### [Task to complete]
Leave out the pictures and repeat the rest of the material exactly.

▬▬▬▬▬▬▬▬▬▬

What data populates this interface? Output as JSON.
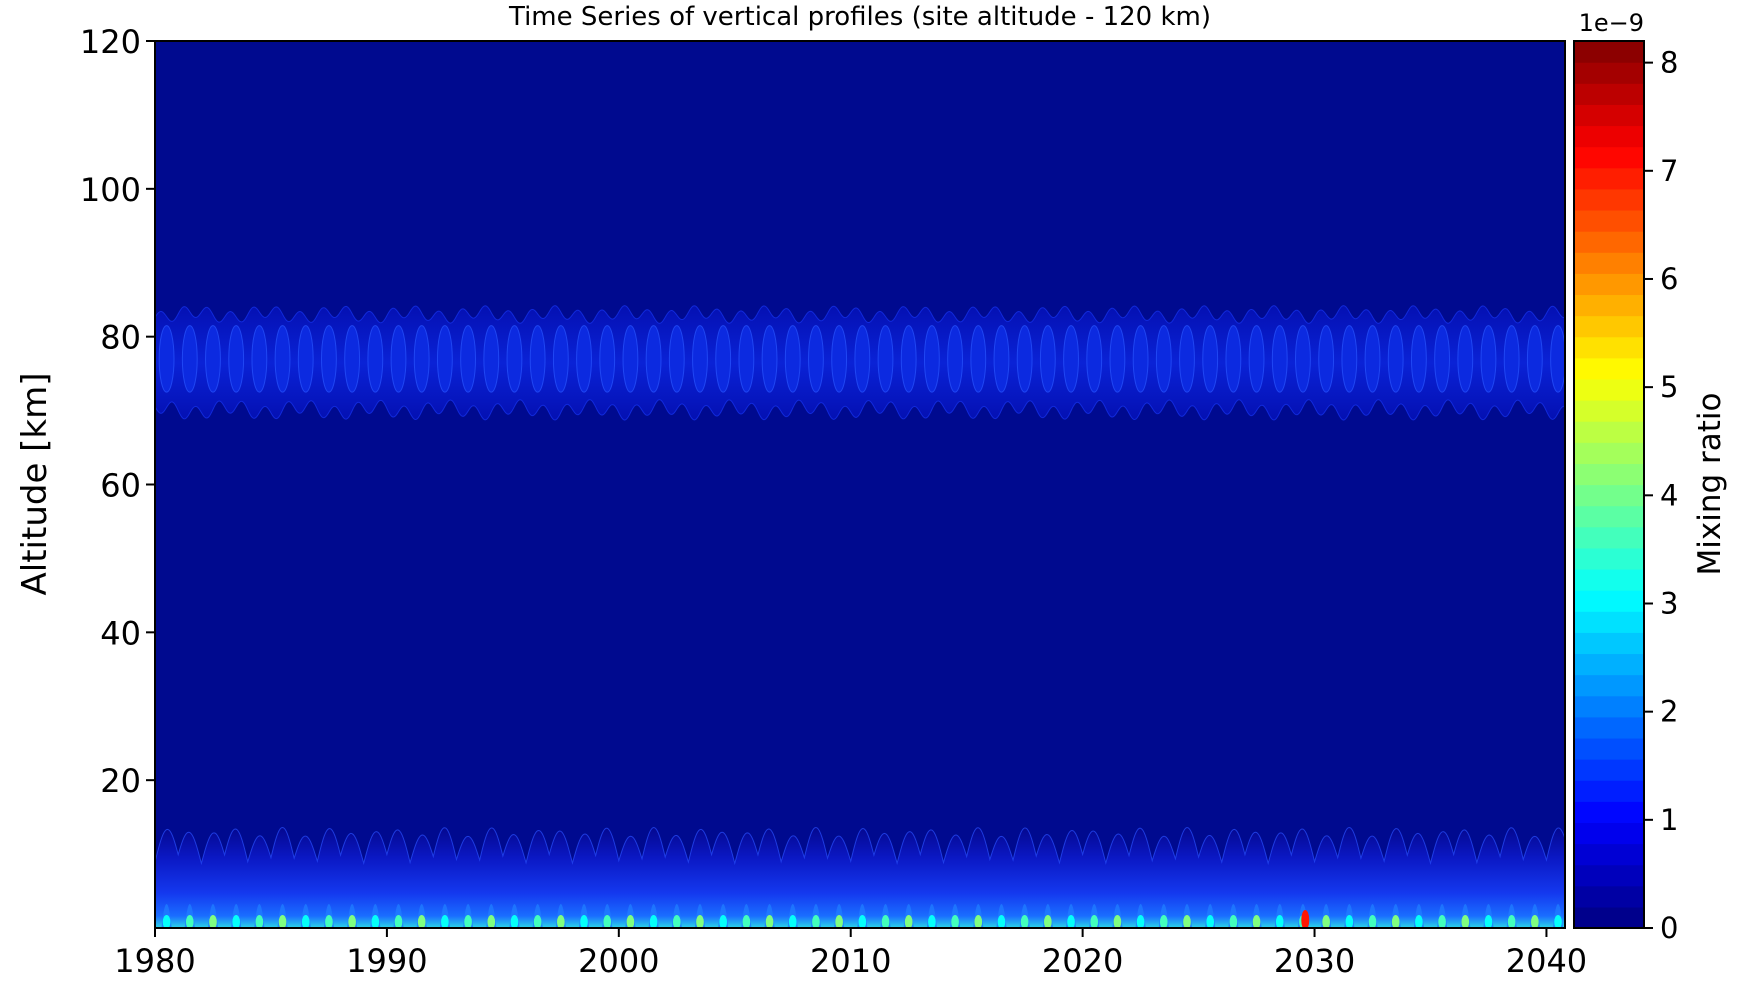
{
  "chart_data": {
    "type": "heatmap",
    "title": "Time Series of vertical profiles (site altitude - 120 km)",
    "xlabel": "",
    "ylabel": "Altitude [km]",
    "xlim": [
      1980,
      2040.8
    ],
    "ylim": [
      0,
      120
    ],
    "x_ticks": [
      "1980",
      "1990",
      "2000",
      "2010",
      "2020",
      "2030",
      "2040"
    ],
    "y_ticks": [
      "20",
      "40",
      "60",
      "80",
      "100",
      "120"
    ],
    "colorbar": {
      "label": "Mixing ratio",
      "multiplier": "1e−9",
      "min": 0,
      "max": 8.2,
      "ticks": [
        "0",
        "1",
        "2",
        "3",
        "4",
        "5",
        "6",
        "7",
        "8"
      ],
      "colormap": "jet"
    },
    "background_value": 0.0,
    "features": [
      {
        "name": "mesospheric band",
        "center_km": 77,
        "half_width_km": 6,
        "peak_value": 0.25,
        "cycle_years": 1
      },
      {
        "name": "surface layer",
        "top_km": 13,
        "peak_value": 2.8,
        "cycle_years": 1
      }
    ],
    "peak_events": [
      {
        "year": 2029.6,
        "value": 7.0
      }
    ]
  }
}
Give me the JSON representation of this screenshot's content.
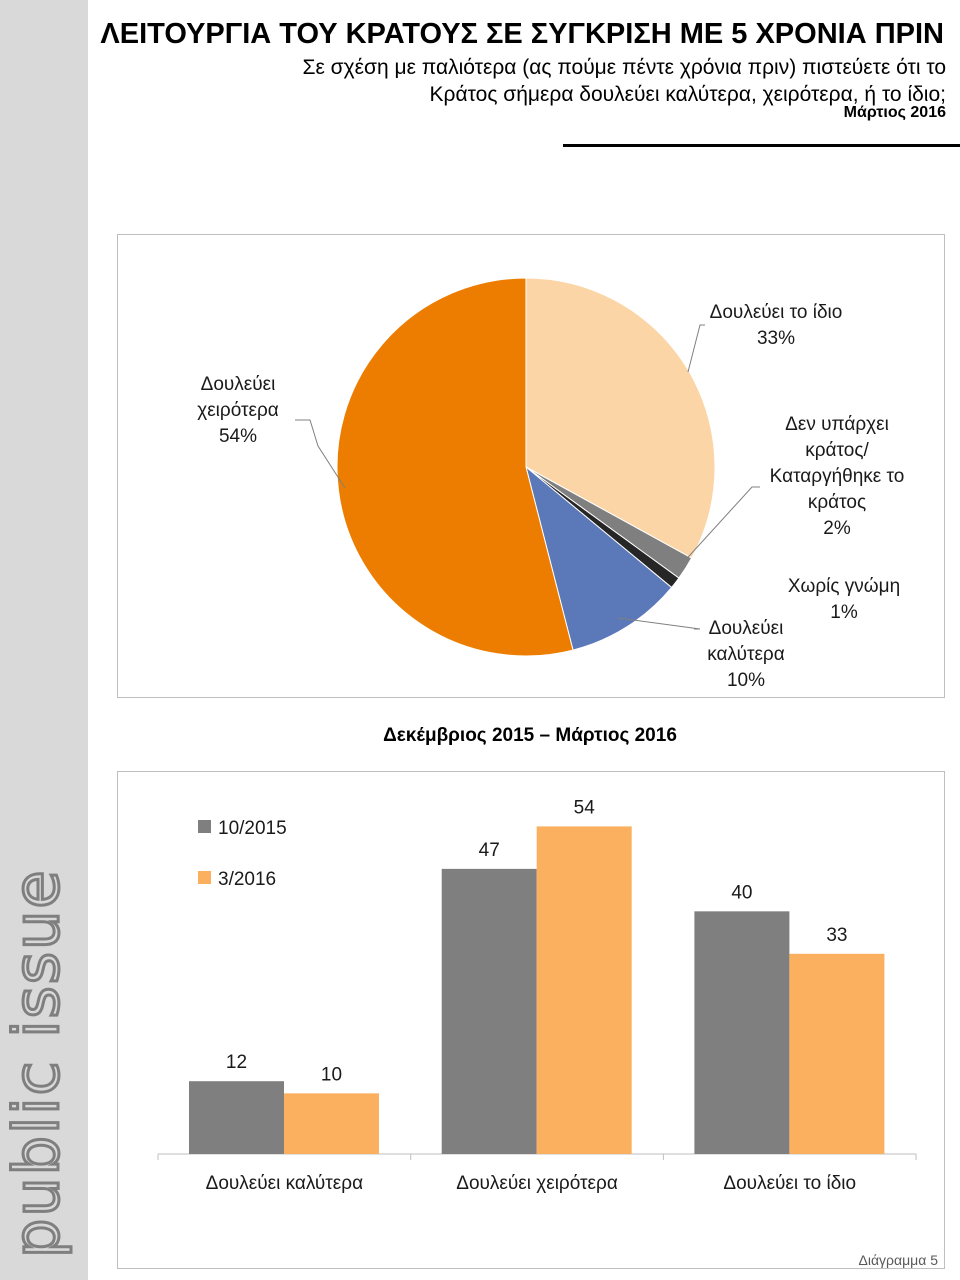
{
  "header": {
    "title": "ΛΕΙΤΟΥΡΓΙΑ ΤΟΥ ΚΡΑΤΟΥΣ ΣΕ ΣΥΓΚΡΙΣΗ ΜΕ 5 ΧΡΟΝΙΑ ΠΡΙΝ",
    "subtitle": "Σε σχέση με παλιότερα (ας πούμε πέντε χρόνια πριν) πιστεύετε ότι το Κράτος σήμερα δουλεύει καλύτερα, χειρότερα, ή το ίδιο;",
    "date": "Μάρτιος 2016"
  },
  "brand": {
    "logo_text": "public issue"
  },
  "footer": {
    "label": "Διάγραμμα 5"
  },
  "chart_data": [
    {
      "type": "pie",
      "title": "Μάρτιος 2016",
      "slices": [
        {
          "label": "Δουλεύει το ίδιο",
          "value": 33,
          "value_label": "33%",
          "color": "#fcd5a6"
        },
        {
          "label": "Δεν υπάρχει κράτος/ Καταργήθηκε το κράτος",
          "value": 2,
          "value_label": "2%",
          "color": "#7f7f7f"
        },
        {
          "label": "Χωρίς γνώμη",
          "value": 1,
          "value_label": "1%",
          "color": "#262626"
        },
        {
          "label": "Δουλεύει καλύτερα",
          "value": 10,
          "value_label": "10%",
          "color": "#5b78b9"
        },
        {
          "label": "Δουλεύει χειρότερα",
          "value": 54,
          "value_label": "54%",
          "color": "#ed7d01"
        }
      ]
    },
    {
      "type": "bar",
      "title": "Δεκέμβριος 2015 – Μάρτιος 2016",
      "categories": [
        "Δουλεύει καλύτερα",
        "Δουλεύει χειρότερα",
        "Δουλεύει το ίδιο"
      ],
      "series": [
        {
          "name": "10/2015",
          "values": [
            12,
            47,
            40
          ],
          "color": "#7f7f7f"
        },
        {
          "name": "3/2016",
          "values": [
            10,
            54,
            33
          ],
          "color": "#fbb05f"
        }
      ],
      "ylim": [
        0,
        60
      ],
      "legend": "top-left"
    }
  ]
}
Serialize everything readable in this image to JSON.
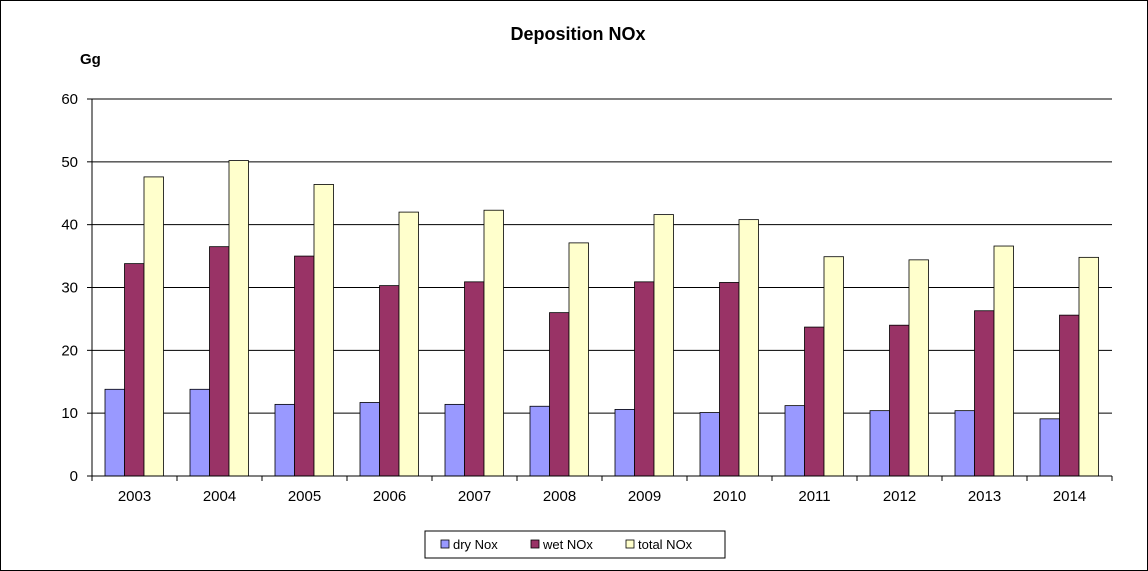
{
  "chart_data": {
    "type": "bar",
    "title": "Deposition NOx",
    "ylabel": "Gg",
    "xlabel": "",
    "ylim": [
      0,
      60
    ],
    "yticks": [
      0,
      10,
      20,
      30,
      40,
      50,
      60
    ],
    "grid": true,
    "legend_position": "bottom",
    "categories": [
      "2003",
      "2004",
      "2005",
      "2006",
      "2007",
      "2008",
      "2009",
      "2010",
      "2011",
      "2012",
      "2013",
      "2014"
    ],
    "series": [
      {
        "name": "dry Nox",
        "color": "#9999ff",
        "values": [
          13.8,
          13.8,
          11.4,
          11.7,
          11.4,
          11.1,
          10.6,
          10.1,
          11.2,
          10.4,
          10.4,
          9.1
        ]
      },
      {
        "name": "wet NOx",
        "color": "#993366",
        "values": [
          33.8,
          36.5,
          35.0,
          30.3,
          30.9,
          26.0,
          30.9,
          30.8,
          23.7,
          24.0,
          26.3,
          25.6
        ]
      },
      {
        "name": "total NOx",
        "color": "#ffffcc",
        "values": [
          47.6,
          50.2,
          46.4,
          42.0,
          42.3,
          37.1,
          41.6,
          40.8,
          34.9,
          34.4,
          36.6,
          34.8
        ]
      }
    ]
  }
}
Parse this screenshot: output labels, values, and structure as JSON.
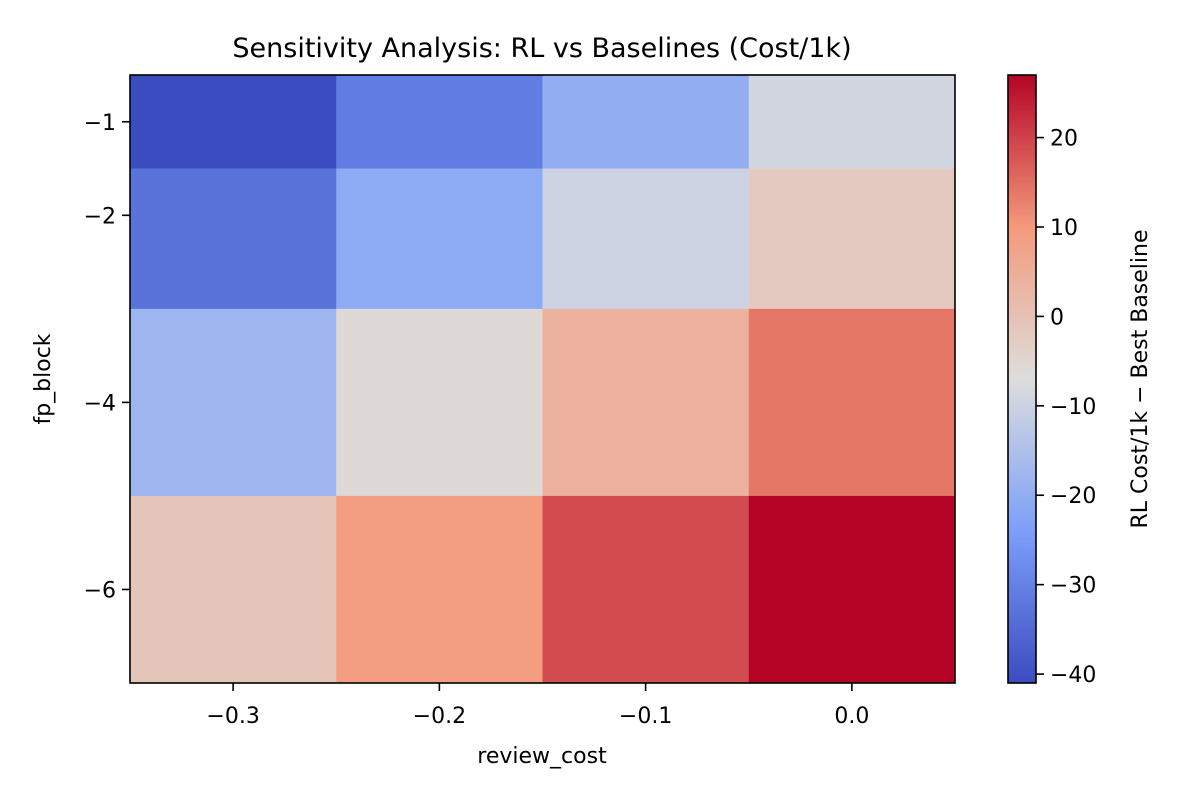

▬▬▬▬▬▬▬▬▬▬

### [Solution for this task]
What data populates this interface? Output as JSON.
{
  "chart_data": {
    "type": "heatmap",
    "title": "Time Series of vertical profiles (site altitude - 120 km)",
    "xlabel": "",
    "ylabel": "Altitude [km]",
    "xlim": [
      1980,
      2040.8
    ],
    "ylim": [
      0,
      120
    ],
    "x_ticks": [
      "1980",
      "1990",
      "2000",
      "2010",
      "2020",
      "2030",
      "2040"
    ],
    "y_ticks": [
      "20",
      "40",
      "60",
      "80",
      "100",
      "120"
    ],
    "colorbar": {
      "label": "Mixing ratio",
      "multiplier": "1e−9",
      "min": 0,
      "max": 8.2,
      "ticks": [
        "0",
        "1",
        "2",
        "3",
        "4",
        "5",
        "6",
        "7",
        "8"
      ],
      "colormap": "jet"
    },
    "background_value": 0.0,
    "features": [
      {
        "name": "mesospheric band",
        "center_km": 77,
        "half_width_km": 6,
        "peak_value": 0.25,
        "cycle_years": 1
      },
      {
        "name": "surface layer",
        "top_km": 13,
        "peak_value": 2.8,
        "cycle_years": 1
      }
    ],
    "peak_events": [
      {
        "year": 2029.6,
        "value": 7.0
      }
    ]
  }
}
Give me the JSON representation of this screenshot's content.
{
  "header": {
    "title": "ΛΕΙΤΟΥΡΓΙΑ ΤΟΥ ΚΡΑΤΟΥΣ ΣΕ ΣΥΓΚΡΙΣΗ ΜΕ 5 ΧΡΟΝΙΑ ΠΡΙΝ",
    "subtitle": "Σε σχέση με παλιότερα (ας πούμε πέντε χρόνια πριν) πιστεύετε ότι το Κράτος σήμερα δουλεύει καλύτερα, χειρότερα, ή το ίδιο;",
    "date": "Μάρτιος 2016"
  },
  "brand": {
    "logo_text": "public issue"
  },
  "footer": {
    "label": "Διάγραμμα 5"
  },
  "chart_data": [
    {
      "type": "pie",
      "title": "Μάρτιος 2016",
      "slices": [
        {
          "label": "Δουλεύει το ίδιο",
          "value": 33,
          "value_label": "33%",
          "color": "#fcd5a6"
        },
        {
          "label": "Δεν υπάρχει κράτος/ Καταργήθηκε το κράτος",
          "value": 2,
          "value_label": "2%",
          "color": "#7f7f7f"
        },
        {
          "label": "Χωρίς γνώμη",
          "value": 1,
          "value_label": "1%",
          "color": "#262626"
        },
        {
          "label": "Δουλεύει καλύτερα",
          "value": 10,
          "value_label": "10%",
          "color": "#5b78b9"
        },
        {
          "label": "Δουλεύει χειρότερα",
          "value": 54,
          "value_label": "54%",
          "color": "#ed7d01"
        }
      ]
    },
    {
      "type": "bar",
      "title": "Δεκέμβριος 2015 – Μάρτιος 2016",
      "categories": [
        "Δουλεύει καλύτερα",
        "Δουλεύει χειρότερα",
        "Δουλεύει το ίδιο"
      ],
      "series": [
        {
          "name": "10/2015",
          "values": [
            12,
            47,
            40
          ],
          "color": "#7f7f7f"
        },
        {
          "name": "3/2016",
          "values": [
            10,
            54,
            33
          ],
          "color": "#fbb05f"
        }
      ],
      "ylim": [
        0,
        60
      ],
      "legend": "top-left"
    }
  ]
}
Serialize everything readable in this image to JSON.
{
  "chart_data": {
    "type": "bar",
    "title": "Deposition NOx",
    "ylabel": "Gg",
    "xlabel": "",
    "ylim": [
      0,
      60
    ],
    "yticks": [
      0,
      10,
      20,
      30,
      40,
      50,
      60
    ],
    "grid": true,
    "legend_position": "bottom",
    "categories": [
      "2003",
      "2004",
      "2005",
      "2006",
      "2007",
      "2008",
      "2009",
      "2010",
      "2011",
      "2012",
      "2013",
      "2014"
    ],
    "series": [
      {
        "name": "dry Nox",
        "color": "#9999ff",
        "values": [
          13.8,
          13.8,
          11.4,
          11.7,
          11.4,
          11.1,
          10.6,
          10.1,
          11.2,
          10.4,
          10.4,
          9.1
        ]
      },
      {
        "name": "wet NOx",
        "color": "#993366",
        "values": [
          33.8,
          36.5,
          35.0,
          30.3,
          30.9,
          26.0,
          30.9,
          30.8,
          23.7,
          24.0,
          26.3,
          25.6
        ]
      },
      {
        "name": "total NOx",
        "color": "#ffffcc",
        "values": [
          47.6,
          50.2,
          46.4,
          42.0,
          42.3,
          37.1,
          41.6,
          40.8,
          34.9,
          34.4,
          36.6,
          34.8
        ]
      }
    ]
  }
}
Parse this screenshot: output labels, values, and structure as JSON.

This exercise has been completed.